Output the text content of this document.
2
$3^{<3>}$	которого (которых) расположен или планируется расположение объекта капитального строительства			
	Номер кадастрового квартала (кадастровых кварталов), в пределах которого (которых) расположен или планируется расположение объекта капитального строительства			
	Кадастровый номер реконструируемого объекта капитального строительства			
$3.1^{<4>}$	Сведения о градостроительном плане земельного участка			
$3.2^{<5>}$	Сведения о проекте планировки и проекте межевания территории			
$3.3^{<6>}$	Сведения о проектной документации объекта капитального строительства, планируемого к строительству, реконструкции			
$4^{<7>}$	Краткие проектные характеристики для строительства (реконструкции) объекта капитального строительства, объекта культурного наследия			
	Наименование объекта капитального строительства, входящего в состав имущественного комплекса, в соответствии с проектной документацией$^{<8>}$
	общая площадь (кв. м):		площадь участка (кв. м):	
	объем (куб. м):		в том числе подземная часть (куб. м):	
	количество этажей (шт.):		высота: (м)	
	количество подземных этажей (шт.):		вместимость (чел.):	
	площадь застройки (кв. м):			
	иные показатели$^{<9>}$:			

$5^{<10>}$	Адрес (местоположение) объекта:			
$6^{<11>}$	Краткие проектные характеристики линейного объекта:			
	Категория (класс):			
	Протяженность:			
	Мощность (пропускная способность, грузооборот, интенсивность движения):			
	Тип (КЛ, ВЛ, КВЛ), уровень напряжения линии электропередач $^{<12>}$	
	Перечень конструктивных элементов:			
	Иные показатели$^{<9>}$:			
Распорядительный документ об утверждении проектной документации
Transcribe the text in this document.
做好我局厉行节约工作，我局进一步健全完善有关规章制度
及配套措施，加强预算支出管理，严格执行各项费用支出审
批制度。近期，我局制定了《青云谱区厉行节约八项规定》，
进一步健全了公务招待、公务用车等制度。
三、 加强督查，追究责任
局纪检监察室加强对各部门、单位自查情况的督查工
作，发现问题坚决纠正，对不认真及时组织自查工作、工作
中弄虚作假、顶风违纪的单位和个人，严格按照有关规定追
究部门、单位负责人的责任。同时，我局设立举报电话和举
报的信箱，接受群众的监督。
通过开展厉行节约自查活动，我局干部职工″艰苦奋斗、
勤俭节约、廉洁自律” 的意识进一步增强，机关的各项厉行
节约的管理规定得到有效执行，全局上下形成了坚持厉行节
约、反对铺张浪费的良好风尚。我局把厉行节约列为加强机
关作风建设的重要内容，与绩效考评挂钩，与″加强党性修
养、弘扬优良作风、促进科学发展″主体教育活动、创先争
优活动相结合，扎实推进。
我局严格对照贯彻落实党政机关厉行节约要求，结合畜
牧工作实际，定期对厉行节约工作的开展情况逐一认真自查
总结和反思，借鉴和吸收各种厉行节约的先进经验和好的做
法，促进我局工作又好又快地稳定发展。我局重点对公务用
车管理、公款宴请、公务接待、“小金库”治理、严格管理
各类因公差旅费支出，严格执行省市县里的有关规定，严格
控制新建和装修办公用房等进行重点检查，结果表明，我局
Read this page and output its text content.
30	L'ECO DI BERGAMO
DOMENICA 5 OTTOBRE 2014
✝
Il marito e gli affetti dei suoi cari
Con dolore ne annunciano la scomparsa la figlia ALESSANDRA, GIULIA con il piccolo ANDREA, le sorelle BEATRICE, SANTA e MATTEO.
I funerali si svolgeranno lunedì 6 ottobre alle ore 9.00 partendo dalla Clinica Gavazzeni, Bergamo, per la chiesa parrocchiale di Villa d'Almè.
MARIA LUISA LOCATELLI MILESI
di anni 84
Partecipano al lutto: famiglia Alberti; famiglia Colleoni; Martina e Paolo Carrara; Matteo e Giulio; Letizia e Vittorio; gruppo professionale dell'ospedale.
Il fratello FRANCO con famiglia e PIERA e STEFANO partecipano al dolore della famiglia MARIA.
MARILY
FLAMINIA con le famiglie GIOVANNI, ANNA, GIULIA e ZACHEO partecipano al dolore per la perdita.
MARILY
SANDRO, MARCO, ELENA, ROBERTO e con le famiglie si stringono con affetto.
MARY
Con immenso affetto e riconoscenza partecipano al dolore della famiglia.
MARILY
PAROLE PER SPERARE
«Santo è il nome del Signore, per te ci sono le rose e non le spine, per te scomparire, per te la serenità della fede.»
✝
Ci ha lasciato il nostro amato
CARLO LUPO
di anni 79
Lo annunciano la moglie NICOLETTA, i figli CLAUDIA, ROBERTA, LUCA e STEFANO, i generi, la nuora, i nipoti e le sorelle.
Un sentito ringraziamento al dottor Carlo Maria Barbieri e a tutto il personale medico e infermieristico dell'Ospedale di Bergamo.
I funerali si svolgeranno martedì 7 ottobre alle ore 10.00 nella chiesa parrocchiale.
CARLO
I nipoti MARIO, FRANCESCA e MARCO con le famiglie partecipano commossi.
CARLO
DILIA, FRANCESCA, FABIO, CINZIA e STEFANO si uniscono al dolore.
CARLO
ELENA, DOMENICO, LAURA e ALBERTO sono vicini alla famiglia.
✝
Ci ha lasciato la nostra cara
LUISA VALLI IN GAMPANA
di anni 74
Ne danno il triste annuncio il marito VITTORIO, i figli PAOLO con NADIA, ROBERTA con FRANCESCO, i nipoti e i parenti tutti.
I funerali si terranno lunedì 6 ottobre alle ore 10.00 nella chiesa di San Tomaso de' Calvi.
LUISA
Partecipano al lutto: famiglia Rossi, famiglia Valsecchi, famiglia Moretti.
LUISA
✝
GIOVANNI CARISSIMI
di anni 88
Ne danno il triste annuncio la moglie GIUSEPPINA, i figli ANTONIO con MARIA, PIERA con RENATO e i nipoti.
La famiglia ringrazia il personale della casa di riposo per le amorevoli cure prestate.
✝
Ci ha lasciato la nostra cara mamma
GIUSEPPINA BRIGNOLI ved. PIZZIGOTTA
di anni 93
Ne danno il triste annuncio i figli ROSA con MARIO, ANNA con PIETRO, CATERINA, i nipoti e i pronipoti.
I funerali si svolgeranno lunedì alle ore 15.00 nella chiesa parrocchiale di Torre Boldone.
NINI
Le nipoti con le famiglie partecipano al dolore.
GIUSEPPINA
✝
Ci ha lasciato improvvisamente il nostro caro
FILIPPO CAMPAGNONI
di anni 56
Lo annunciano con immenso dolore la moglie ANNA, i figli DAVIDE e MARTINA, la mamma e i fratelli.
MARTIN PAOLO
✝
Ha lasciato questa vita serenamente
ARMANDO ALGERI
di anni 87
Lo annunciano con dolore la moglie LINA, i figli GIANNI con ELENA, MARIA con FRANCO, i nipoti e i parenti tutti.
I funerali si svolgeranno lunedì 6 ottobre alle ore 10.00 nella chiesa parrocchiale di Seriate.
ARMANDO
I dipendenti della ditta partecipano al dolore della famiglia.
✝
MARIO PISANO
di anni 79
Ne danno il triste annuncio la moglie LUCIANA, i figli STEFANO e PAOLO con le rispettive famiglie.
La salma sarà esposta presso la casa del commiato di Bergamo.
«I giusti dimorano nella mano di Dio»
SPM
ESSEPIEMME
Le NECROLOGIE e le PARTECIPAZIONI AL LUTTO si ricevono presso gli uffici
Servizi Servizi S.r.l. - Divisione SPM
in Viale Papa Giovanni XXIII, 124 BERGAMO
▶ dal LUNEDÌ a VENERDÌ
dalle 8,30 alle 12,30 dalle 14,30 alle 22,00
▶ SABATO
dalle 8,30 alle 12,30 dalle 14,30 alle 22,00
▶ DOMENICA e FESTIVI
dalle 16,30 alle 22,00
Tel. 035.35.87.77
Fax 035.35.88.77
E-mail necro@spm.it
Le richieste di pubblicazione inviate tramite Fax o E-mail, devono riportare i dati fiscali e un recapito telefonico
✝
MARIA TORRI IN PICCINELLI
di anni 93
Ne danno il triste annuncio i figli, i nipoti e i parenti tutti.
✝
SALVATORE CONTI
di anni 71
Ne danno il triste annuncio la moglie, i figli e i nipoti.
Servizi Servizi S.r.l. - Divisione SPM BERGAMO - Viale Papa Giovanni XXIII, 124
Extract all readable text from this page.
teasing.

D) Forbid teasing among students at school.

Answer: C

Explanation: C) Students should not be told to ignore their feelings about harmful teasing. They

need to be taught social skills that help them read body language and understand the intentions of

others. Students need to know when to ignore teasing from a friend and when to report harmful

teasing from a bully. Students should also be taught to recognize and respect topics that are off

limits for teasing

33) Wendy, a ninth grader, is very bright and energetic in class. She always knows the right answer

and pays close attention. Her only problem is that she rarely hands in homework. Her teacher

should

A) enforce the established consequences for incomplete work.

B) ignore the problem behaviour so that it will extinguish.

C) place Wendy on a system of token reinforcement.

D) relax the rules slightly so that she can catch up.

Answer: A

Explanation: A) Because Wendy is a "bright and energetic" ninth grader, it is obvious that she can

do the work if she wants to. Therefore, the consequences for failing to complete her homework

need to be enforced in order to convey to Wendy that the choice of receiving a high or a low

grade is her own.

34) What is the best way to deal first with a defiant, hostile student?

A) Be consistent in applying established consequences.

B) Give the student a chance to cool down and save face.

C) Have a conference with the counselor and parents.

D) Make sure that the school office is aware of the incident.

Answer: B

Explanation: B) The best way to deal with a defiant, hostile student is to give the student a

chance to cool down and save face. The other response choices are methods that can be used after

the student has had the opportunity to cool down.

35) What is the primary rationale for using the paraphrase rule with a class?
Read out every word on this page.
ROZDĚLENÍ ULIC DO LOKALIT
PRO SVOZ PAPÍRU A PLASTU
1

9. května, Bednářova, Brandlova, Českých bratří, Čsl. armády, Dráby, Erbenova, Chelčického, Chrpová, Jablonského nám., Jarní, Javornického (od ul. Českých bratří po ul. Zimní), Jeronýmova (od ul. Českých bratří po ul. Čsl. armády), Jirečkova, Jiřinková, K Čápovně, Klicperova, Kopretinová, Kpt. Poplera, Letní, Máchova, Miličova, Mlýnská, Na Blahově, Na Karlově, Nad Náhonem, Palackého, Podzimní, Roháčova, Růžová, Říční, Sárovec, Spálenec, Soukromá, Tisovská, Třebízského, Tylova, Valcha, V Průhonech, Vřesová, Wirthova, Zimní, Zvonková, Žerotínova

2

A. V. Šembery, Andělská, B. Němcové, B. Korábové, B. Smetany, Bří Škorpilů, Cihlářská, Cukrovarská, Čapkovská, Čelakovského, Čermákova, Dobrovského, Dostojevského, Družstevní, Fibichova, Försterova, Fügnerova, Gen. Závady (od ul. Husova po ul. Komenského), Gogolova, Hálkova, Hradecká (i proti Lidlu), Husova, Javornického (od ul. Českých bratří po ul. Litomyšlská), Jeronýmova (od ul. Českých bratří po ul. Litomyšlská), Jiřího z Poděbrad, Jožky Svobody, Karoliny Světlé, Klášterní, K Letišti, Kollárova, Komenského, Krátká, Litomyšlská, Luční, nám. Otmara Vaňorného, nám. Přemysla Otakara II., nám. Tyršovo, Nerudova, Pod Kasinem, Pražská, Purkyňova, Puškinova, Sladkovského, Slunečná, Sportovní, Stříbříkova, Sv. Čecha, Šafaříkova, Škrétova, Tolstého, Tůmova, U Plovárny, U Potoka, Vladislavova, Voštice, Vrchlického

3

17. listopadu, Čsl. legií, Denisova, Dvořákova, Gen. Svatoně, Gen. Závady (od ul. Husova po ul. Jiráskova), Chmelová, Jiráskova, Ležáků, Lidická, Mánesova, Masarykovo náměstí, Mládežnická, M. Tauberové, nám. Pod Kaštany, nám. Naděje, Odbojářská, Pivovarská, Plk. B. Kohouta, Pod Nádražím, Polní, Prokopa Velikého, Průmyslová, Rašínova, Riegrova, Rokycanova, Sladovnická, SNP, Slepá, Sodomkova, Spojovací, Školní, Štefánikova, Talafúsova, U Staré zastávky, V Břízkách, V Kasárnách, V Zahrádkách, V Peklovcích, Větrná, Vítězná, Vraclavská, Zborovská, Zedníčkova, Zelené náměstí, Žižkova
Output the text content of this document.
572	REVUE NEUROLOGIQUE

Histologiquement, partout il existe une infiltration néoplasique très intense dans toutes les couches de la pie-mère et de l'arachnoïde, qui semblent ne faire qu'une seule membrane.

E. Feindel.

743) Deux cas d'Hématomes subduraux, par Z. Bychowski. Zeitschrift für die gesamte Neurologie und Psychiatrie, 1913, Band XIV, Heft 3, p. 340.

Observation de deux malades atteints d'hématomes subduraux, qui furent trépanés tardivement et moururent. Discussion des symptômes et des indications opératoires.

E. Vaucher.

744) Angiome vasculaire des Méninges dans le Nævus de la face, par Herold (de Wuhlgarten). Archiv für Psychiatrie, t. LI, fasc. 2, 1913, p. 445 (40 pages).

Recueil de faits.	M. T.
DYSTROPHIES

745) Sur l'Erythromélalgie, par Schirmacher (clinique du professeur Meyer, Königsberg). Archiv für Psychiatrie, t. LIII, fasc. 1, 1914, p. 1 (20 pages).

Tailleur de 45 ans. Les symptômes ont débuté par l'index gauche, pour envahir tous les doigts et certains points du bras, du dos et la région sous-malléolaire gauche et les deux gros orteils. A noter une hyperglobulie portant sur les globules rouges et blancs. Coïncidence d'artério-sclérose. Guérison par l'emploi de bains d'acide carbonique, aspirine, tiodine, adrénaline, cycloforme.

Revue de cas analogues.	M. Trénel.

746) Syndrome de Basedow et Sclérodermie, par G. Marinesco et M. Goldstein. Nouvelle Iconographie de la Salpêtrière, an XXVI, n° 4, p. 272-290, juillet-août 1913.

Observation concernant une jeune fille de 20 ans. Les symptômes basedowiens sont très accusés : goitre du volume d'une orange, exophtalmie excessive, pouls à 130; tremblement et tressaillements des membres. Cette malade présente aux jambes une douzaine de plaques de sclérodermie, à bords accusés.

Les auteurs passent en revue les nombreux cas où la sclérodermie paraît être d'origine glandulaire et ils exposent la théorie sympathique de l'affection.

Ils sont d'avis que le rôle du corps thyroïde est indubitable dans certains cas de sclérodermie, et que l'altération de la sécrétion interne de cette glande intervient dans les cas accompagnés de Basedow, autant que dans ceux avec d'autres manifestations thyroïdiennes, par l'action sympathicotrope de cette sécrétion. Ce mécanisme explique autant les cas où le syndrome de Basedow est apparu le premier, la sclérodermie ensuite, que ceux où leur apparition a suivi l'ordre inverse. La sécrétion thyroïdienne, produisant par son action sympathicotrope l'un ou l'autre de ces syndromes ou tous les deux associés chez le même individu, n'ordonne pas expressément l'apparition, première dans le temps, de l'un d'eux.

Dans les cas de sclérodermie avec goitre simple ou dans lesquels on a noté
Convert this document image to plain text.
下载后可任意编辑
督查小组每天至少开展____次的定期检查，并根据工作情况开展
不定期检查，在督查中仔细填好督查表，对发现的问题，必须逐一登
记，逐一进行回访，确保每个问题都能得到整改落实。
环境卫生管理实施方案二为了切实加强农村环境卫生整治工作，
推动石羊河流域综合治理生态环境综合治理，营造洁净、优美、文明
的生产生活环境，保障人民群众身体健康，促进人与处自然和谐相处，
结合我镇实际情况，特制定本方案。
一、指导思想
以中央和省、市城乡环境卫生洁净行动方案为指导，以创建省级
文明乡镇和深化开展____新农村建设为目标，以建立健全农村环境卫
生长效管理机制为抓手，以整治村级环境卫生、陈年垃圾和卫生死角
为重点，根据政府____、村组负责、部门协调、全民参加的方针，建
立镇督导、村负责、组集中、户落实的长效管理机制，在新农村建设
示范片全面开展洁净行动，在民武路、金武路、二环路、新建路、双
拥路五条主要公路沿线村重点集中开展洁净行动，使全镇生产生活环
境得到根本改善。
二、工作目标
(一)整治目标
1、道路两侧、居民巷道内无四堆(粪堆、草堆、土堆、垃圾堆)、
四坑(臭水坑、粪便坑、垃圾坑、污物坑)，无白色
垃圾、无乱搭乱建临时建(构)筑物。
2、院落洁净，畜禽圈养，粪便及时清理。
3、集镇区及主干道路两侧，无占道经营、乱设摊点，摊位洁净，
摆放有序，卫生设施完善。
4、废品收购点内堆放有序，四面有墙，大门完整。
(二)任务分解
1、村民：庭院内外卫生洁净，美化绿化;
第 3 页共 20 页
━━━━━━━━━━━━━━━━━━━━
Locate all lines that include the word "которого" and copy them out.

$3^{<3>}$	которого (которых) расположен или планируется расположение объекта капитального строительства			
	Номер кадастрового квартала (кадастровых кварталов), в пределах которого (которых) расположен или планируется расположение объекта капитального строительства			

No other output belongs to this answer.